Directions: What follows is a set of entries. Repeat them exactly, but not their pictures.

======== Extracted records

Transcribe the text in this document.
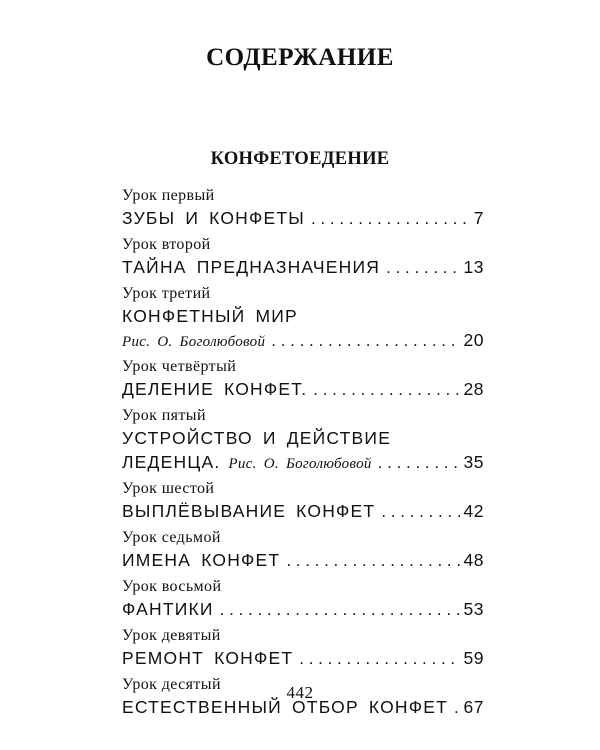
СОДЕРЖАНИЕ
КОНФЕТОЕДЕНИЕ
Урок первый
ЗУБЫ И КОНФЕТЫ . . .	7
Урок второй
ТАЙНА ПРЕДНАЗНАЧЕНИЯ . . .	13
Урок третий
КОНФЕТНЫЙ МИР
Рис. О. Боголюбовой . . .	20
Урок четвёртый
ДЕЛЕНИЕ КОНФЕТ. . . .	28
Урок пятый
УСТРОЙСТВО И ДЕЙСТВИЕ
ЛЕДЕНЦА. Рис. О. Боголюбовой . . .	35
Урок шестой
ВЫПЛЁВЫВАНИЕ КОНФЕТ . . .	42
Урок седьмой
ИМЕНА КОНФЕТ . . .	48
Урок восьмой
ФАНТИКИ . . .	53
Урок девятый
РЕМОНТ КОНФЕТ . . .	59
Урок десятый
ЕСТЕСТВЕННЫЙ ОТБОР КОНФЕТ . . . 67
442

================

Task result:
Transcribe the text in this document.
СОДЕРЖАНИЕ
КОНФЕТОЕДЕНИЕ
Урок первый
ЗУБЫ И КОНФЕТЫ . . .	7
Урок второй
ТАЙНА ПРЕДНАЗНАЧЕНИЯ . . .	13
Урок третий
КОНФЕТНЫЙ МИР
Рис. О. Боголюбовой . . .	20
Урок четвёртый
ДЕЛЕНИЕ КОНФЕТ. . . .	28
Урок пятый
УСТРОЙСТВО И ДЕЙСТВИЕ
ЛЕДЕНЦА. Рис. О. Боголюбовой . . .	35
Урок шестой
ВЫПЛЁВЫВАНИЕ КОНФЕТ . . .	42
Урок седьмой
ИМЕНА КОНФЕТ . . .	48
Урок восьмой
ФАНТИКИ . . .	53
Урок девятый
РЕМОНТ КОНФЕТ . . .	59
Урок десятый
ЕСТЕСТВЕННЫЙ ОТБОР КОНФЕТ . . . 67
442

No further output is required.